— Begin Extracted information —

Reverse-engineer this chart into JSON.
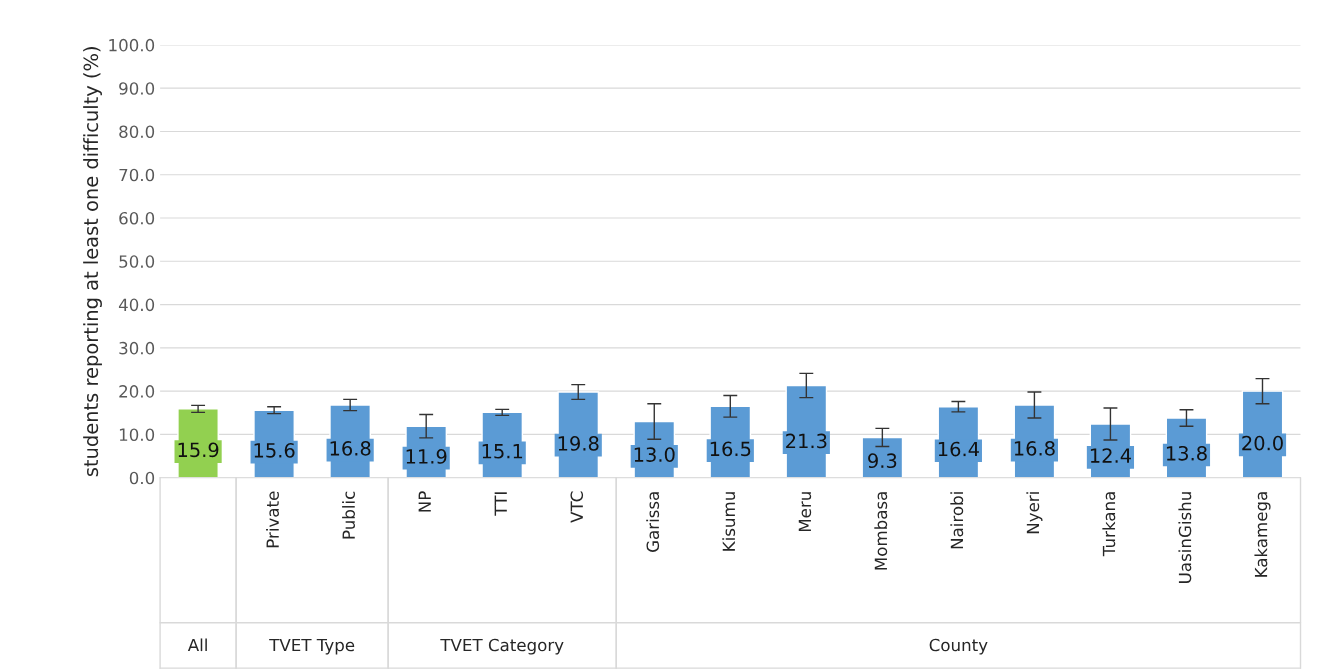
{
  "chart_data": {
    "type": "bar",
    "ylabel": "students reporting at least one difficulty (%)",
    "categories": [
      null,
      "Private",
      "Public",
      "NP",
      "TTI",
      "VTC",
      "Garissa",
      "Kisumu",
      "Meru",
      "Mombasa",
      "Nairobi",
      "Nyeri",
      "Turkana",
      "UasinGishu",
      "Kakamega"
    ],
    "values": [
      15.9,
      15.6,
      16.8,
      11.9,
      15.1,
      19.8,
      13.0,
      16.5,
      21.3,
      9.3,
      16.4,
      16.8,
      12.4,
      13.8,
      20.0
    ],
    "colors": [
      "#92d050",
      "#5b9bd5",
      "#5b9bd5",
      "#5b9bd5",
      "#5b9bd5",
      "#5b9bd5",
      "#5b9bd5",
      "#5b9bd5",
      "#5b9bd5",
      "#5b9bd5",
      "#5b9bd5",
      "#5b9bd5",
      "#5b9bd5",
      "#5b9bd5",
      "#5b9bd5"
    ],
    "errors": [
      0.8,
      0.8,
      1.3,
      2.7,
      0.7,
      1.7,
      4.1,
      2.5,
      2.8,
      2.1,
      1.2,
      3.0,
      3.7,
      1.9,
      2.9
    ],
    "value_labels": [
      "15.9",
      "15.6",
      "16.8",
      "11.9",
      "15.1",
      "19.8",
      "13.0",
      "16.5",
      "21.3",
      "9.3",
      "16.4",
      "16.8",
      "12.4",
      "13.8",
      "20.0"
    ],
    "ylim": [
      0,
      100
    ],
    "yticks": [
      {
        "value": 0,
        "label": "0.0"
      },
      {
        "value": 10,
        "label": "10.0"
      },
      {
        "value": 20,
        "label": "20.0"
      },
      {
        "value": 30,
        "label": "30.0"
      },
      {
        "value": 40,
        "label": "40.0"
      },
      {
        "value": 50,
        "label": "50.0"
      },
      {
        "value": 60,
        "label": "60.0"
      },
      {
        "value": 70,
        "label": "70.0"
      },
      {
        "value": 80,
        "label": "80.0"
      },
      {
        "value": 90,
        "label": "90.0"
      },
      {
        "value": 100,
        "label": "100.0"
      }
    ],
    "grid": "y",
    "annotations": [
      "All",
      "TVET Type",
      "TVET Category",
      "County"
    ]
  }
}
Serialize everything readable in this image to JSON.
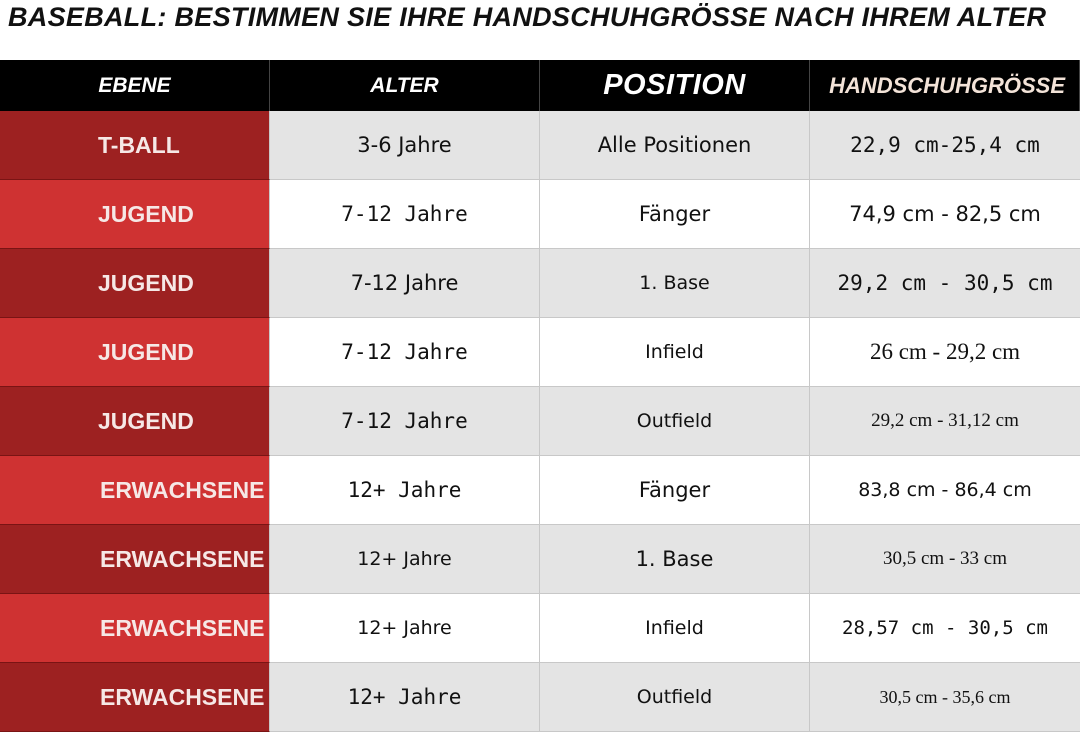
{
  "title": "BASEBALL: BESTIMMEN SIE IHRE HANDSCHUHGRÖSSE NACH IHREM ALTER",
  "colors": {
    "header_bg": "#000000",
    "level_dark": "#9d2121",
    "level_light": "#cf3232",
    "row_gray": "#e4e4e4",
    "row_white": "#ffffff"
  },
  "table": {
    "headers": {
      "level": "EBENE",
      "age": "ALTER",
      "position": "POSITION",
      "size": "HANDSCHUHGRÖSSE"
    },
    "rows": [
      {
        "level": "T-BALL",
        "age": "3-6 Jahre",
        "position": "Alle Positionen",
        "size": "22,9 cm-25,4 cm"
      },
      {
        "level": "JUGEND",
        "age": "7-12 Jahre",
        "position": "Fänger",
        "size": "74,9 cm - 82,5 cm"
      },
      {
        "level": "JUGEND",
        "age": "7-12 Jahre",
        "position": "1. Base",
        "size": "29,2 cm - 30,5 cm"
      },
      {
        "level": "JUGEND",
        "age": "7-12 Jahre",
        "position": "Infield",
        "size": "26 cm - 29,2 cm"
      },
      {
        "level": "JUGEND",
        "age": "7-12 Jahre",
        "position": "Outfield",
        "size": "29,2 cm - 31,12 cm"
      },
      {
        "level": "ERWACHSENE",
        "age": "12+ Jahre",
        "position": "Fänger",
        "size": "83,8 cm - 86,4 cm"
      },
      {
        "level": "ERWACHSENE",
        "age": "12+ Jahre",
        "position": "1. Base",
        "size": "30,5 cm - 33 cm"
      },
      {
        "level": "ERWACHSENE",
        "age": "12+ Jahre",
        "position": "Infield",
        "size": "28,57 cm - 30,5 cm"
      },
      {
        "level": "ERWACHSENE",
        "age": "12+ Jahre",
        "position": "Outfield",
        "size": "30,5 cm - 35,6 cm"
      }
    ]
  }
}
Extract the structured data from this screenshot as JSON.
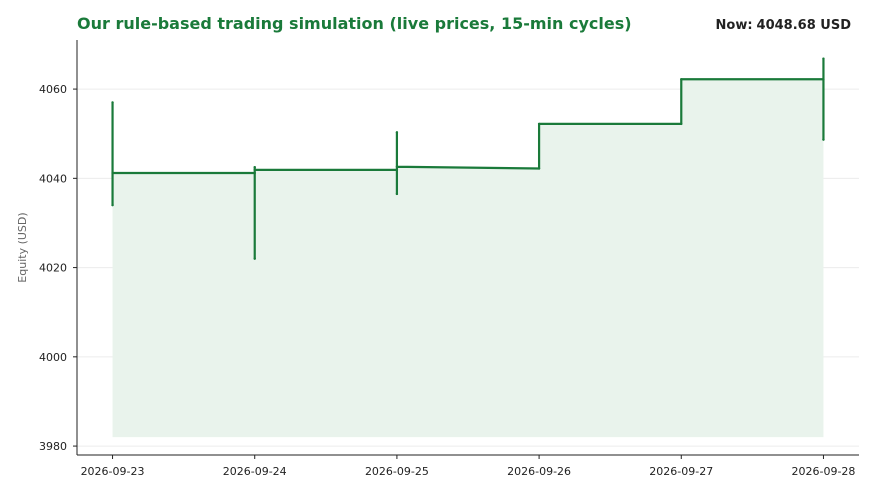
{
  "header": {
    "title": "Our rule-based trading simulation (live prices, 15-min cycles)",
    "now_prefix": "Now:",
    "now_value": "4048.68 USD"
  },
  "colors": {
    "line": "#1a7a3a",
    "fill": "#e9f3ec",
    "grid": "#ececec",
    "axis": "#222222"
  },
  "chart_data": {
    "type": "area",
    "title": "Our rule-based trading simulation (live prices, 15-min cycles)",
    "xlabel": "",
    "ylabel": "Equity (USD)",
    "xlim": [
      "2026-09-22T18:00",
      "2026-09-28T06:00"
    ],
    "ylim": [
      3978,
      4071
    ],
    "yticks": [
      3980,
      4000,
      4020,
      4040,
      4060
    ],
    "xticks": [
      "2026-09-23",
      "2026-09-24",
      "2026-09-25",
      "2026-09-26",
      "2026-09-27",
      "2026-09-28"
    ],
    "fill_base": 3982,
    "grid": "horizontal",
    "series": [
      {
        "name": "",
        "points": [
          {
            "x": "2026-09-23T00:00",
            "y": 4057
          },
          {
            "x": "2026-09-23T00:00",
            "y": 4034
          },
          {
            "x": "2026-09-23T00:00",
            "y": 4041.2
          },
          {
            "x": "2026-09-24T00:00",
            "y": 4041.2
          },
          {
            "x": "2026-09-24T00:00",
            "y": 4042.5
          },
          {
            "x": "2026-09-24T00:00",
            "y": 4022
          },
          {
            "x": "2026-09-24T00:00",
            "y": 4041.9
          },
          {
            "x": "2026-09-25T00:00",
            "y": 4041.9
          },
          {
            "x": "2026-09-25T00:00",
            "y": 4050.3
          },
          {
            "x": "2026-09-25T00:00",
            "y": 4036.5
          },
          {
            "x": "2026-09-25T00:00",
            "y": 4042.6
          },
          {
            "x": "2026-09-26T00:00",
            "y": 4042.2
          },
          {
            "x": "2026-09-26T00:00",
            "y": 4052.2
          },
          {
            "x": "2026-09-27T00:00",
            "y": 4052.2
          },
          {
            "x": "2026-09-27T00:00",
            "y": 4062.2
          },
          {
            "x": "2026-09-28T00:00",
            "y": 4062.2
          },
          {
            "x": "2026-09-28T00:00",
            "y": 4066.8
          },
          {
            "x": "2026-09-28T00:00",
            "y": 4048.68
          }
        ]
      }
    ]
  }
}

— End Extracted information —

### Directions
From the listing above, pick out each line where the word "ALTER" appears.

### Output for this exercise
  "title": "BASEBALL: BESTIMMEN SIE IHRE HANDSCHUHGRÖSSE NACH IHREM ALTER",
      "age": "ALTER",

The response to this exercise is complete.